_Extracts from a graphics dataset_
====

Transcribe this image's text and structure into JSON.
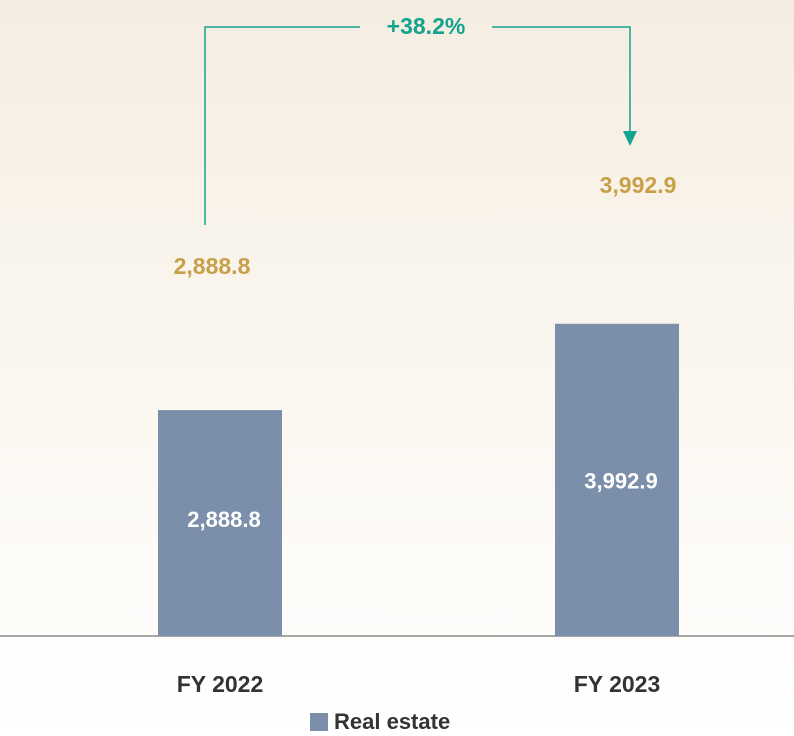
{
  "chart_data": {
    "type": "bar",
    "categories": [
      "FY 2022",
      "FY 2023"
    ],
    "series": [
      {
        "name": "Real estate",
        "color": "#7b8fab",
        "values": [
          2888.8,
          3992.9
        ],
        "value_labels": [
          "2,888.8",
          "3,992.9"
        ]
      }
    ],
    "annotation": "+38.2%",
    "annotation_color": "#14a38f",
    "total_label_color": "#c9a04a",
    "legend": "bottom"
  }
}
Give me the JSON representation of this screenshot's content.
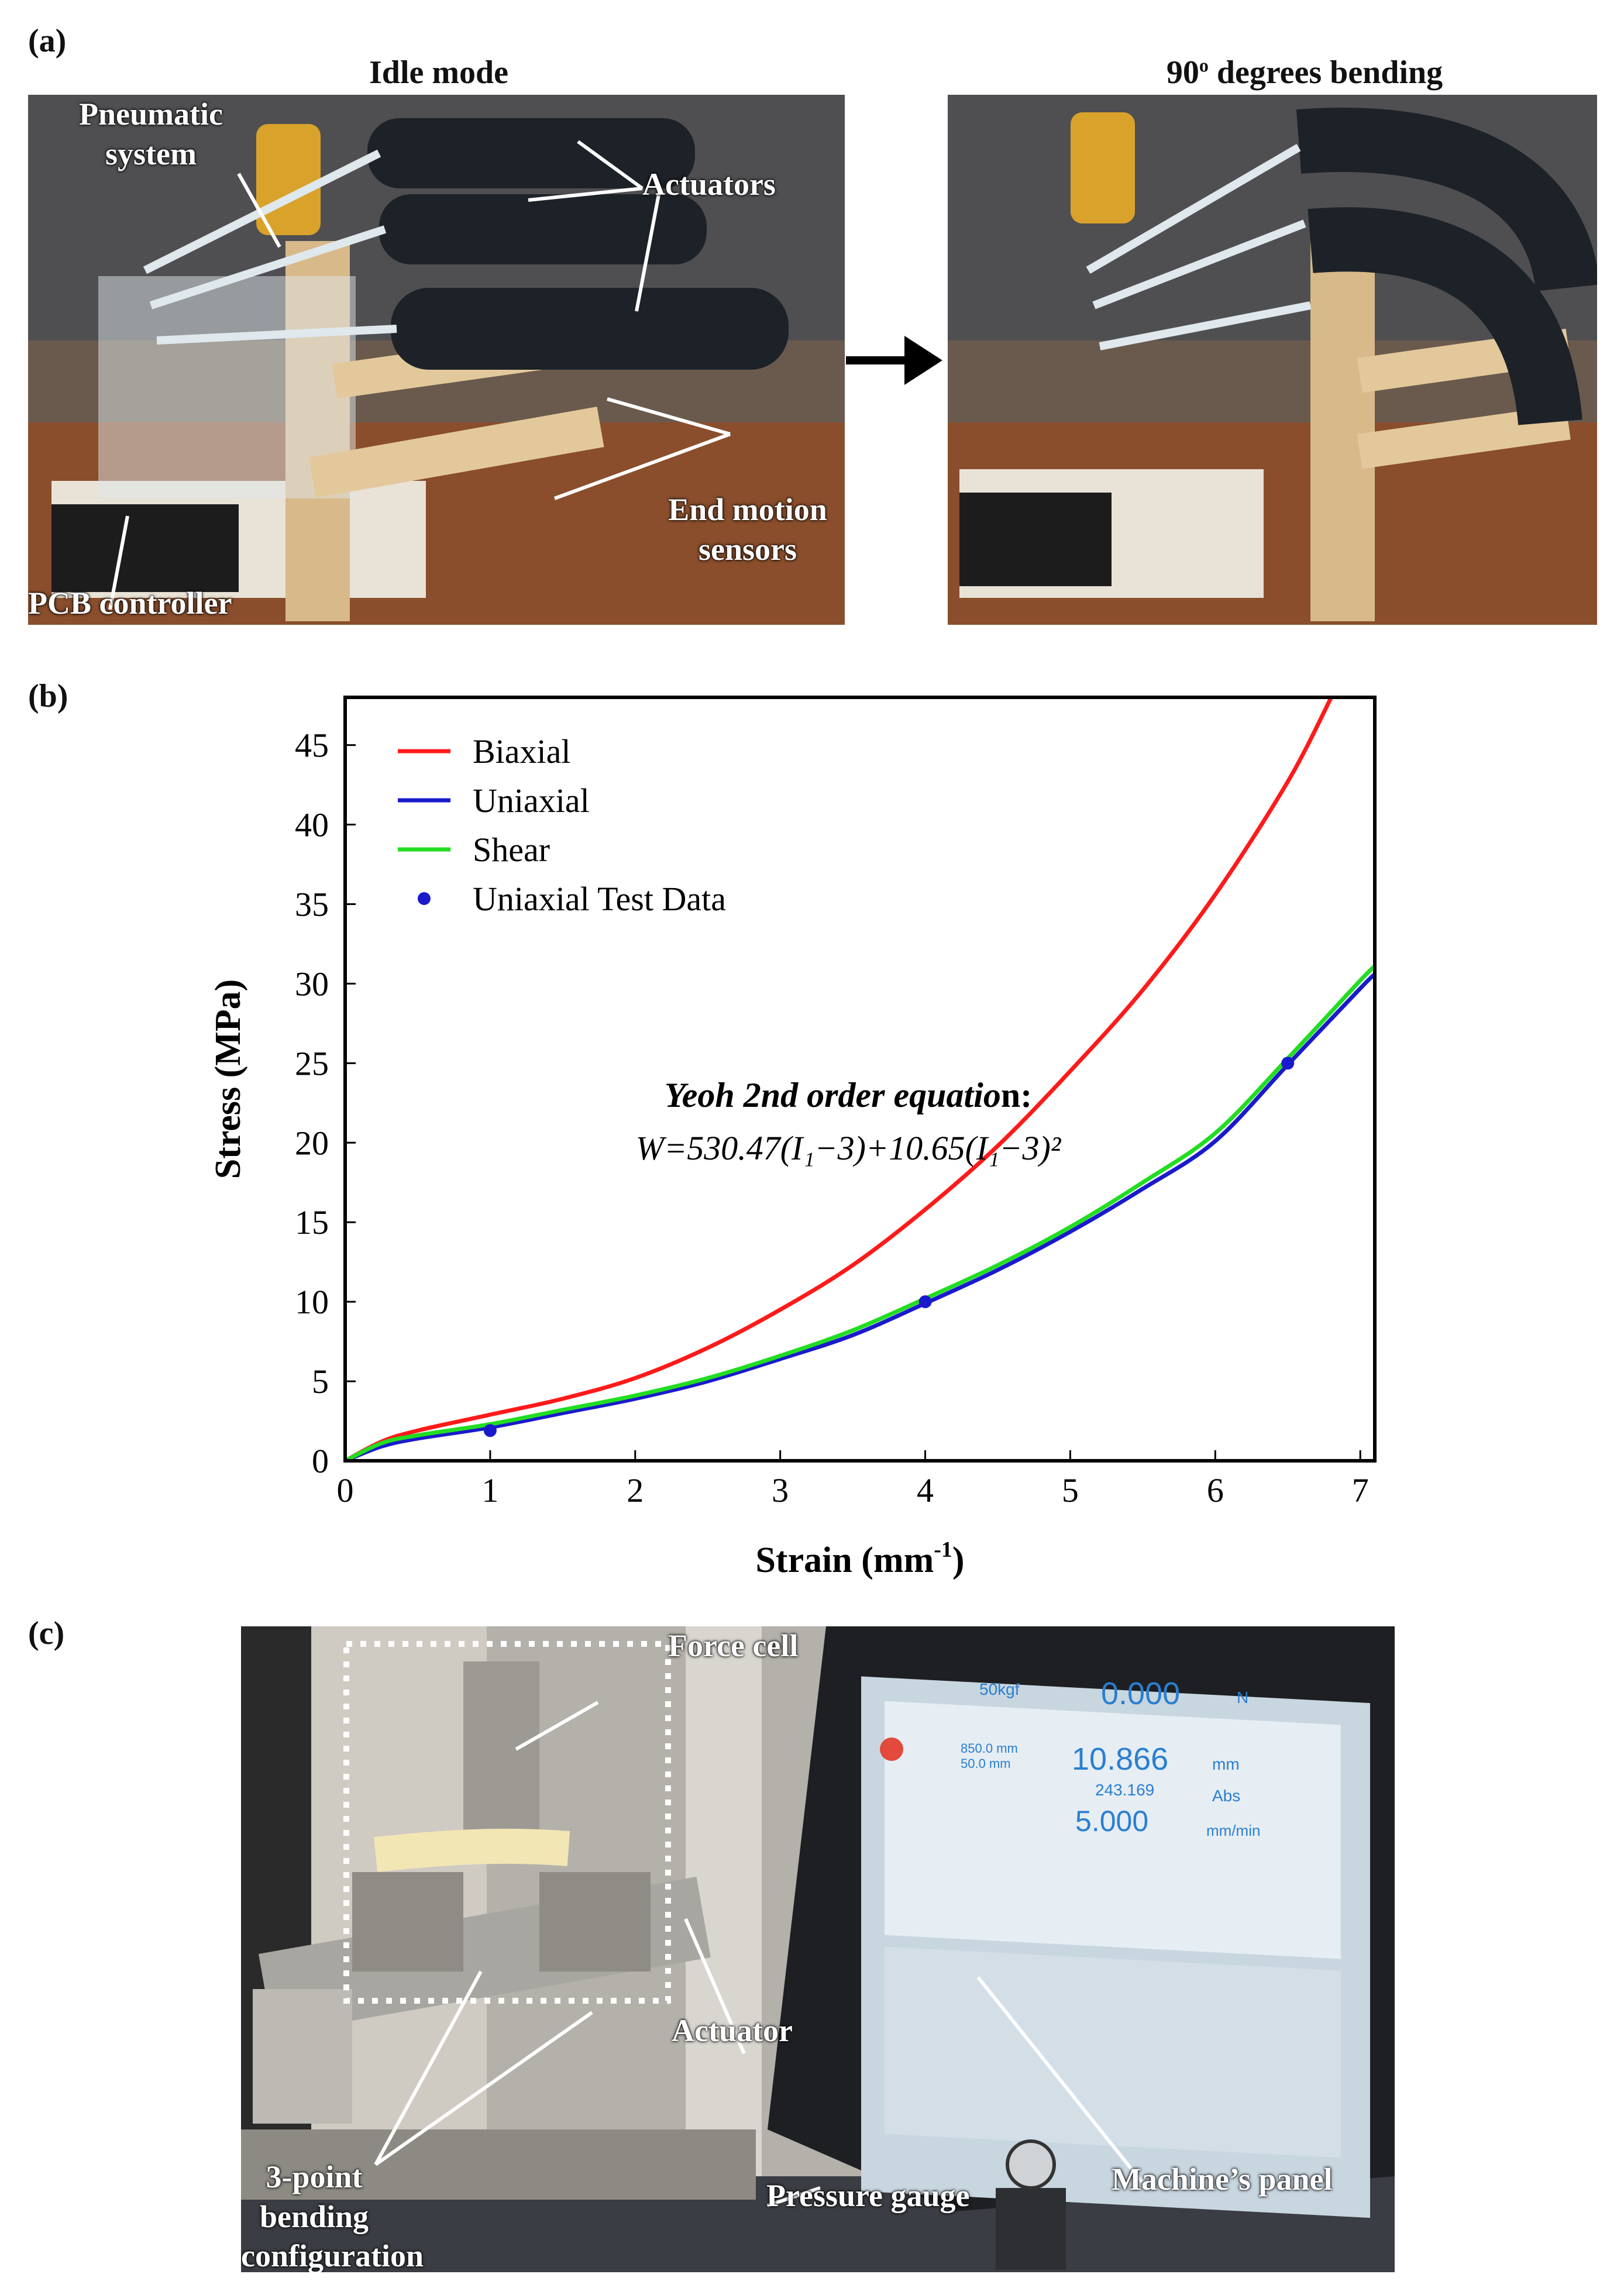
{
  "panel_a": {
    "letter": "(a)",
    "left_title": "Idle mode",
    "right_title": "90",
    "right_title_sup": "o",
    "right_title_rest": " degrees bending",
    "labels": {
      "pneumatic": "Pneumatic system",
      "actuators": "Actuators",
      "end_motion": "End motion sensors",
      "pcb": "PCB controller"
    }
  },
  "panel_b": {
    "letter": "(b)"
  },
  "panel_c": {
    "letter": "(c)",
    "labels": {
      "force_cell": "Force cell",
      "actuator": "Actuator",
      "bending": "3-point bending configuration",
      "pressure": "Pressure gauge",
      "panel": "Machine’s panel"
    },
    "screen": {
      "load_unit_label": "50kgf",
      "load_value": "0.000",
      "load_unit": "N",
      "pos_line1": "850.0 mm",
      "pos_line2": "50.0 mm",
      "pos_value": "10.866",
      "pos_unit": "mm",
      "abs_value": "243.169",
      "abs_label": "Abs",
      "speed_value": "5.000",
      "speed_unit": "mm/min"
    }
  },
  "chart_data": {
    "type": "line",
    "xlabel": "Strain (mm",
    "xlabel_sup": "-1",
    "xlabel_end": ")",
    "ylabel": "Stress (MPa)",
    "xlim": [
      0,
      7.1
    ],
    "ylim": [
      0,
      48
    ],
    "xticks": [
      0,
      1,
      2,
      3,
      4,
      5,
      6,
      7
    ],
    "yticks": [
      0,
      5,
      10,
      15,
      20,
      25,
      30,
      35,
      40,
      45
    ],
    "grid": false,
    "legend_position": "top-left",
    "annotation": {
      "line1_italic": "Yeoh 2nd order equatio",
      "line1_end": "n:",
      "line2": "W=530.47(I₁−3)+10.65(I₁−3)²"
    },
    "series": [
      {
        "name": "Biaxial",
        "color": "#ff1a1a",
        "x": [
          0,
          0.25,
          0.5,
          1,
          1.5,
          2,
          2.5,
          3,
          3.5,
          4,
          4.5,
          5,
          5.5,
          6,
          6.5,
          6.8
        ],
        "y": [
          0,
          1.2,
          1.9,
          2.9,
          3.9,
          5.2,
          7.1,
          9.5,
          12.3,
          15.8,
          19.8,
          24.5,
          29.6,
          35.6,
          42.7,
          48
        ]
      },
      {
        "name": "Uniaxial",
        "color": "#1a1acc",
        "x": [
          0,
          0.25,
          0.5,
          1,
          1.5,
          2,
          2.5,
          3,
          3.5,
          4,
          4.5,
          5,
          5.5,
          6,
          6.5,
          7,
          7.1
        ],
        "y": [
          0,
          0.9,
          1.4,
          2.1,
          3.0,
          3.9,
          5.0,
          6.4,
          7.9,
          9.9,
          12.0,
          14.4,
          17.1,
          20.1,
          24.9,
          29.7,
          30.6
        ]
      },
      {
        "name": "Shear",
        "color": "#22dd22",
        "x": [
          0,
          0.25,
          0.5,
          1,
          1.5,
          2,
          2.5,
          3,
          3.5,
          4,
          4.5,
          5,
          5.5,
          6,
          6.5,
          7,
          7.1
        ],
        "y": [
          0,
          1.1,
          1.6,
          2.3,
          3.2,
          4.1,
          5.2,
          6.6,
          8.2,
          10.2,
          12.3,
          14.7,
          17.5,
          20.6,
          25.3,
          30.2,
          31.1
        ]
      },
      {
        "name": "Uniaxial Test Data",
        "color": "#1a1acc",
        "marker": "dot",
        "x": [
          1,
          4,
          6.5
        ],
        "y": [
          1.9,
          10.0,
          25.0
        ]
      }
    ]
  }
}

====

_Your goal_
Pictures are excluded; output everything else in the data verbatim.

_Answer to the problem_
Transcribe this image's text and structure into JSON.
{
  "chart_data": {
    "type": "bar",
    "categories": [
      "FY 2022",
      "FY 2023"
    ],
    "series": [
      {
        "name": "Real estate",
        "color": "#7b8fab",
        "values": [
          2888.8,
          3992.9
        ],
        "value_labels": [
          "2,888.8",
          "3,992.9"
        ]
      }
    ],
    "annotation": "+38.2%",
    "annotation_color": "#14a38f",
    "total_label_color": "#c9a04a",
    "legend": "bottom"
  }
}
Give me the JSON representation of this screenshot's content.
{
  "panel_a": {
    "letter": "(a)",
    "left_title": "Idle mode",
    "right_title": "90",
    "right_title_sup": "o",
    "right_title_rest": " degrees bending",
    "labels": {
      "pneumatic": "Pneumatic system",
      "actuators": "Actuators",
      "end_motion": "End motion sensors",
      "pcb": "PCB controller"
    }
  },
  "panel_b": {
    "letter": "(b)"
  },
  "panel_c": {
    "letter": "(c)",
    "labels": {
      "force_cell": "Force cell",
      "actuator": "Actuator",
      "bending": "3-point bending configuration",
      "pressure": "Pressure gauge",
      "panel": "Machine’s panel"
    },
    "screen": {
      "load_unit_label": "50kgf",
      "load_value": "0.000",
      "load_unit": "N",
      "pos_line1": "850.0 mm",
      "pos_line2": "50.0 mm",
      "pos_value": "10.866",
      "pos_unit": "mm",
      "abs_value": "243.169",
      "abs_label": "Abs",
      "speed_value": "5.000",
      "speed_unit": "mm/min"
    }
  },
  "chart_data": {
    "type": "line",
    "xlabel": "Strain (mm",
    "xlabel_sup": "-1",
    "xlabel_end": ")",
    "ylabel": "Stress (MPa)",
    "xlim": [
      0,
      7.1
    ],
    "ylim": [
      0,
      48
    ],
    "xticks": [
      0,
      1,
      2,
      3,
      4,
      5,
      6,
      7
    ],
    "yticks": [
      0,
      5,
      10,
      15,
      20,
      25,
      30,
      35,
      40,
      45
    ],
    "grid": false,
    "legend_position": "top-left",
    "annotation": {
      "line1_italic": "Yeoh 2nd order equatio",
      "line1_end": "n:",
      "line2": "W=530.47(I₁−3)+10.65(I₁−3)²"
    },
    "series": [
      {
        "name": "Biaxial",
        "color": "#ff1a1a",
        "x": [
          0,
          0.25,
          0.5,
          1,
          1.5,
          2,
          2.5,
          3,
          3.5,
          4,
          4.5,
          5,
          5.5,
          6,
          6.5,
          6.8
        ],
        "y": [
          0,
          1.2,
          1.9,
          2.9,
          3.9,
          5.2,
          7.1,
          9.5,
          12.3,
          15.8,
          19.8,
          24.5,
          29.6,
          35.6,
          42.7,
          48
        ]
      },
      {
        "name": "Uniaxial",
        "color": "#1a1acc",
        "x": [
          0,
          0.25,
          0.5,
          1,
          1.5,
          2,
          2.5,
          3,
          3.5,
          4,
          4.5,
          5,
          5.5,
          6,
          6.5,
          7,
          7.1
        ],
        "y": [
          0,
          0.9,
          1.4,
          2.1,
          3.0,
          3.9,
          5.0,
          6.4,
          7.9,
          9.9,
          12.0,
          14.4,
          17.1,
          20.1,
          24.9,
          29.7,
          30.6
        ]
      },
      {
        "name": "Shear",
        "color": "#22dd22",
        "x": [
          0,
          0.25,
          0.5,
          1,
          1.5,
          2,
          2.5,
          3,
          3.5,
          4,
          4.5,
          5,
          5.5,
          6,
          6.5,
          7,
          7.1
        ],
        "y": [
          0,
          1.1,
          1.6,
          2.3,
          3.2,
          4.1,
          5.2,
          6.6,
          8.2,
          10.2,
          12.3,
          14.7,
          17.5,
          20.6,
          25.3,
          30.2,
          31.1
        ]
      },
      {
        "name": "Uniaxial Test Data",
        "color": "#1a1acc",
        "marker": "dot",
        "x": [
          1,
          4,
          6.5
        ],
        "y": [
          1.9,
          10.0,
          25.0
        ]
      }
    ]
  }
}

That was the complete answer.